DIRECTIONS
Output all of the data below exactly as given.

◆ ◆ ◆

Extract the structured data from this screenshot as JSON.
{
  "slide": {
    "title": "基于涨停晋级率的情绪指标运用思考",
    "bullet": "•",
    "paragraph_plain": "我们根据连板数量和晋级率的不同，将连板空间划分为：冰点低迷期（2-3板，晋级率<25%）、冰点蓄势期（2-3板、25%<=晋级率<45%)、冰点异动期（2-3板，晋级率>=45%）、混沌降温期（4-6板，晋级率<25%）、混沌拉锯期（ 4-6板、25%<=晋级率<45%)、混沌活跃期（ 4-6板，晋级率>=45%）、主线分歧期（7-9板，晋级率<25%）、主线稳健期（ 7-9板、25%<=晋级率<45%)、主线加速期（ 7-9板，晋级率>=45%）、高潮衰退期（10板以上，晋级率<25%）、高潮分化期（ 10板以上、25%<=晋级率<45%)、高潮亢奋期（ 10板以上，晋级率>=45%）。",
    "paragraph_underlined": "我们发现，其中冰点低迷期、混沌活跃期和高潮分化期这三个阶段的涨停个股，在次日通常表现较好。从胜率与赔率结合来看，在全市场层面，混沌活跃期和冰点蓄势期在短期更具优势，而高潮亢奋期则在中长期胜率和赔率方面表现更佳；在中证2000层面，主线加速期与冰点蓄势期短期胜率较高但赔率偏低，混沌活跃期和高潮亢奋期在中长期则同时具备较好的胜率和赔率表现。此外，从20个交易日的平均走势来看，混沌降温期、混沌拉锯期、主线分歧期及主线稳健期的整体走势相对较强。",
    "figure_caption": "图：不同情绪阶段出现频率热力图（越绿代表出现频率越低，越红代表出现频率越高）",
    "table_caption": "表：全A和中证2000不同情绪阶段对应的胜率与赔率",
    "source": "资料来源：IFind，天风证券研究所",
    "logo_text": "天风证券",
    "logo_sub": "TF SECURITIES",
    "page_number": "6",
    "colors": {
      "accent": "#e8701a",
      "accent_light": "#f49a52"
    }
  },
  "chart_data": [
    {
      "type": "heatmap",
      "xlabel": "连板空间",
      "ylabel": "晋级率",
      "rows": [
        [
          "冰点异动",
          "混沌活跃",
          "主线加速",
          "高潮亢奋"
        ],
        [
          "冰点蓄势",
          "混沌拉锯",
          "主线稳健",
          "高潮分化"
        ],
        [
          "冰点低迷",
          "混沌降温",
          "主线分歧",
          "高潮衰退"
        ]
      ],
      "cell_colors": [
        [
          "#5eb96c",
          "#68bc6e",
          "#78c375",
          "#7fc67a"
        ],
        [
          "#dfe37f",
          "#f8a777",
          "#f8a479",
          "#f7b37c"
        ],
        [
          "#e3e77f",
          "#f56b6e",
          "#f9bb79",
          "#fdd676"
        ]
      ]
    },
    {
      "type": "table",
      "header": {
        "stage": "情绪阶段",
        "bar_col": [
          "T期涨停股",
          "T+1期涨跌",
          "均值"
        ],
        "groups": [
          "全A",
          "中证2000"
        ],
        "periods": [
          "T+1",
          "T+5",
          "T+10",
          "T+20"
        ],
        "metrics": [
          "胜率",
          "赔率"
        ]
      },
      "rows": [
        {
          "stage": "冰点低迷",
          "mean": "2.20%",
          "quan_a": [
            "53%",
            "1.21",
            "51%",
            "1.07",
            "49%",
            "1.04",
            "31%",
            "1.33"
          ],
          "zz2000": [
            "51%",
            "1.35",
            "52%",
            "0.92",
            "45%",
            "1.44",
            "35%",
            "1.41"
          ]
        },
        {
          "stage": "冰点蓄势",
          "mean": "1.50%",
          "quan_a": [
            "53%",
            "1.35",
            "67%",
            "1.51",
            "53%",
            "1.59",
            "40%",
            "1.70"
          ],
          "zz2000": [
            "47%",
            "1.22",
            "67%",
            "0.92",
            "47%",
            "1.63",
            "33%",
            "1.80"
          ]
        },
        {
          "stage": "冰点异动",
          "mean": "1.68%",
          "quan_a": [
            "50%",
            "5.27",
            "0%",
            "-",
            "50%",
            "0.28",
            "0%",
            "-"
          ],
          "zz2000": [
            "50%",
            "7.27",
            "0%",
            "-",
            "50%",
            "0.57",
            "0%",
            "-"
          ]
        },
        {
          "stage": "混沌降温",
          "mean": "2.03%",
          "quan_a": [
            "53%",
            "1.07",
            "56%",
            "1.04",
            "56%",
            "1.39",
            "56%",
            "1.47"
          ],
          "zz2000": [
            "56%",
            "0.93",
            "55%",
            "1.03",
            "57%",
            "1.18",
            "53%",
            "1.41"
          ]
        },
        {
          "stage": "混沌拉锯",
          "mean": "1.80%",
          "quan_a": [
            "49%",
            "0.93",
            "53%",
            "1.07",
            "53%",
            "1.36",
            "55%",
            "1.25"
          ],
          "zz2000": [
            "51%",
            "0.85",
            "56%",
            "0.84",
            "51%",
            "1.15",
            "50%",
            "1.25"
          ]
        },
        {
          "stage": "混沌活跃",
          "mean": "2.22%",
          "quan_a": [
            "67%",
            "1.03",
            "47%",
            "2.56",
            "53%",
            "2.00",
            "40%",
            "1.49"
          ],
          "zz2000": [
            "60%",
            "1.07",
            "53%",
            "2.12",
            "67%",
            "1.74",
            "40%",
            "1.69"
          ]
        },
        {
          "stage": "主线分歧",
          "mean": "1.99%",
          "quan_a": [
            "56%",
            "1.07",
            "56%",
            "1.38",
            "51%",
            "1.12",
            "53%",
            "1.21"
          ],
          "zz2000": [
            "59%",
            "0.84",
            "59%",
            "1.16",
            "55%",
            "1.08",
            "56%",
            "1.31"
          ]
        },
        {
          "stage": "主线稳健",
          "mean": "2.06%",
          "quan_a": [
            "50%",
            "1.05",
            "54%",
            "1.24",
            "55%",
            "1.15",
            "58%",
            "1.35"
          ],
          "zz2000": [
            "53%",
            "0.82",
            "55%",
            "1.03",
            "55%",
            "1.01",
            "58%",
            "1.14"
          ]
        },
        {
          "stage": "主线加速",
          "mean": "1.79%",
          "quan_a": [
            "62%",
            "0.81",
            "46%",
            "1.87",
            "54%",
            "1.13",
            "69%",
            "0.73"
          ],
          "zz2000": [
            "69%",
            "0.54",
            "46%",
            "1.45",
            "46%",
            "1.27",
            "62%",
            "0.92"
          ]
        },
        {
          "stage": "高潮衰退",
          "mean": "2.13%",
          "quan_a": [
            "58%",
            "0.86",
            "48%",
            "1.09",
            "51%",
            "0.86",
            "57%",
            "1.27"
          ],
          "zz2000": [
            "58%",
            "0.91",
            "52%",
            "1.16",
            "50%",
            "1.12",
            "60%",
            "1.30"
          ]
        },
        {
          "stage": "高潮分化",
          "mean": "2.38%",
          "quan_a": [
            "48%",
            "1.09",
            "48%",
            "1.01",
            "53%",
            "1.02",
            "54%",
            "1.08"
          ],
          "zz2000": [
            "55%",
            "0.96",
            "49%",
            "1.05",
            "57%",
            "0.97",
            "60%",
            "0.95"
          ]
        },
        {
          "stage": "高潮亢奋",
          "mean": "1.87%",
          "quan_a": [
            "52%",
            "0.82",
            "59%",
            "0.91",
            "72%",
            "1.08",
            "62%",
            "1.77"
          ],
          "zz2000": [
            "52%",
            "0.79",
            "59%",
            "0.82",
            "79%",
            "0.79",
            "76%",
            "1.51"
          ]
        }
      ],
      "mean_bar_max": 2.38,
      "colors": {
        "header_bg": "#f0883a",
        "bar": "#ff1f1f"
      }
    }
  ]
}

◆ ◆ ◆

TASK SOLUTION
Extract the structured data from this screenshot as JSON.
{
  "slide": {
    "title": "基于涨停晋级率的情绪指标运用思考",
    "bullet": "•",
    "paragraph_plain": "我们根据连板数量和晋级率的不同，将连板空间划分为：冰点低迷期（2-3板，晋级率<25%）、冰点蓄势期（2-3板、25%<=晋级率<45%)、冰点异动期（2-3板，晋级率>=45%）、混沌降温期（4-6板，晋级率<25%）、混沌拉锯期（ 4-6板、25%<=晋级率<45%)、混沌活跃期（ 4-6板，晋级率>=45%）、主线分歧期（7-9板，晋级率<25%）、主线稳健期（ 7-9板、25%<=晋级率<45%)、主线加速期（ 7-9板，晋级率>=45%）、高潮衰退期（10板以上，晋级率<25%）、高潮分化期（ 10板以上、25%<=晋级率<45%)、高潮亢奋期（ 10板以上，晋级率>=45%）。",
    "paragraph_underlined": "我们发现，其中冰点低迷期、混沌活跃期和高潮分化期这三个阶段的涨停个股，在次日通常表现较好。从胜率与赔率结合来看，在全市场层面，混沌活跃期和冰点蓄势期在短期更具优势，而高潮亢奋期则在中长期胜率和赔率方面表现更佳；在中证2000层面，主线加速期与冰点蓄势期短期胜率较高但赔率偏低，混沌活跃期和高潮亢奋期在中长期则同时具备较好的胜率和赔率表现。此外，从20个交易日的平均走势来看，混沌降温期、混沌拉锯期、主线分歧期及主线稳健期的整体走势相对较强。",
    "figure_caption": "图：不同情绪阶段出现频率热力图（越绿代表出现频率越低，越红代表出现频率越高）",
    "table_caption": "表：全A和中证2000不同情绪阶段对应的胜率与赔率",
    "source": "资料来源：IFind，天风证券研究所",
    "logo_text": "天风证券",
    "logo_sub": "TF SECURITIES",
    "page_number": "6",
    "colors": {
      "accent": "#e8701a",
      "accent_light": "#f49a52"
    }
  },
  "chart_data": [
    {
      "type": "heatmap",
      "xlabel": "连板空间",
      "ylabel": "晋级率",
      "rows": [
        [
          "冰点异动",
          "混沌活跃",
          "主线加速",
          "高潮亢奋"
        ],
        [
          "冰点蓄势",
          "混沌拉锯",
          "主线稳健",
          "高潮分化"
        ],
        [
          "冰点低迷",
          "混沌降温",
          "主线分歧",
          "高潮衰退"
        ]
      ],
      "cell_colors": [
        [
          "#5eb96c",
          "#68bc6e",
          "#78c375",
          "#7fc67a"
        ],
        [
          "#dfe37f",
          "#f8a777",
          "#f8a479",
          "#f7b37c"
        ],
        [
          "#e3e77f",
          "#f56b6e",
          "#f9bb79",
          "#fdd676"
        ]
      ]
    },
    {
      "type": "table",
      "header": {
        "stage": "情绪阶段",
        "bar_col": [
          "T期涨停股",
          "T+1期涨跌",
          "均值"
        ],
        "groups": [
          "全A",
          "中证2000"
        ],
        "periods": [
          "T+1",
          "T+5",
          "T+10",
          "T+20"
        ],
        "metrics": [
          "胜率",
          "赔率"
        ]
      },
      "rows": [
        {
          "stage": "冰点低迷",
          "mean": "2.20%",
          "quan_a": [
            "53%",
            "1.21",
            "51%",
            "1.07",
            "49%",
            "1.04",
            "31%",
            "1.33"
          ],
          "zz2000": [
            "51%",
            "1.35",
            "52%",
            "0.92",
            "45%",
            "1.44",
            "35%",
            "1.41"
          ]
        },
        {
          "stage": "冰点蓄势",
          "mean": "1.50%",
          "quan_a": [
            "53%",
            "1.35",
            "67%",
            "1.51",
            "53%",
            "1.59",
            "40%",
            "1.70"
          ],
          "zz2000": [
            "47%",
            "1.22",
            "67%",
            "0.92",
            "47%",
            "1.63",
            "33%",
            "1.80"
          ]
        },
        {
          "stage": "冰点异动",
          "mean": "1.68%",
          "quan_a": [
            "50%",
            "5.27",
            "0%",
            "-",
            "50%",
            "0.28",
            "0%",
            "-"
          ],
          "zz2000": [
            "50%",
            "7.27",
            "0%",
            "-",
            "50%",
            "0.57",
            "0%",
            "-"
          ]
        },
        {
          "stage": "混沌降温",
          "mean": "2.03%",
          "quan_a": [
            "53%",
            "1.07",
            "56%",
            "1.04",
            "56%",
            "1.39",
            "56%",
            "1.47"
          ],
          "zz2000": [
            "56%",
            "0.93",
            "55%",
            "1.03",
            "57%",
            "1.18",
            "53%",
            "1.41"
          ]
        },
        {
          "stage": "混沌拉锯",
          "mean": "1.80%",
          "quan_a": [
            "49%",
            "0.93",
            "53%",
            "1.07",
            "53%",
            "1.36",
            "55%",
            "1.25"
          ],
          "zz2000": [
            "51%",
            "0.85",
            "56%",
            "0.84",
            "51%",
            "1.15",
            "50%",
            "1.25"
          ]
        },
        {
          "stage": "混沌活跃",
          "mean": "2.22%",
          "quan_a": [
            "67%",
            "1.03",
            "47%",
            "2.56",
            "53%",
            "2.00",
            "40%",
            "1.49"
          ],
          "zz2000": [
            "60%",
            "1.07",
            "53%",
            "2.12",
            "67%",
            "1.74",
            "40%",
            "1.69"
          ]
        },
        {
          "stage": "主线分歧",
          "mean": "1.99%",
          "quan_a": [
            "56%",
            "1.07",
            "56%",
            "1.38",
            "51%",
            "1.12",
            "53%",
            "1.21"
          ],
          "zz2000": [
            "59%",
            "0.84",
            "59%",
            "1.16",
            "55%",
            "1.08",
            "56%",
            "1.31"
          ]
        },
        {
          "stage": "主线稳健",
          "mean": "2.06%",
          "quan_a": [
            "50%",
            "1.05",
            "54%",
            "1.24",
            "55%",
            "1.15",
            "58%",
            "1.35"
          ],
          "zz2000": [
            "53%",
            "0.82",
            "55%",
            "1.03",
            "55%",
            "1.01",
            "58%",
            "1.14"
          ]
        },
        {
          "stage": "主线加速",
          "mean": "1.79%",
          "quan_a": [
            "62%",
            "0.81",
            "46%",
            "1.87",
            "54%",
            "1.13",
            "69%",
            "0.73"
          ],
          "zz2000": [
            "69%",
            "0.54",
            "46%",
            "1.45",
            "46%",
            "1.27",
            "62%",
            "0.92"
          ]
        },
        {
          "stage": "高潮衰退",
          "mean": "2.13%",
          "quan_a": [
            "58%",
            "0.86",
            "48%",
            "1.09",
            "51%",
            "0.86",
            "57%",
            "1.27"
          ],
          "zz2000": [
            "58%",
            "0.91",
            "52%",
            "1.16",
            "50%",
            "1.12",
            "60%",
            "1.30"
          ]
        },
        {
          "stage": "高潮分化",
          "mean": "2.38%",
          "quan_a": [
            "48%",
            "1.09",
            "48%",
            "1.01",
            "53%",
            "1.02",
            "54%",
            "1.08"
          ],
          "zz2000": [
            "55%",
            "0.96",
            "49%",
            "1.05",
            "57%",
            "0.97",
            "60%",
            "0.95"
          ]
        },
        {
          "stage": "高潮亢奋",
          "mean": "1.87%",
          "quan_a": [
            "52%",
            "0.82",
            "59%",
            "0.91",
            "72%",
            "1.08",
            "62%",
            "1.77"
          ],
          "zz2000": [
            "52%",
            "0.79",
            "59%",
            "0.82",
            "79%",
            "0.79",
            "76%",
            "1.51"
          ]
        }
      ],
      "mean_bar_max": 2.38,
      "colors": {
        "header_bg": "#f0883a",
        "bar": "#ff1f1f"
      }
    }
  ]
}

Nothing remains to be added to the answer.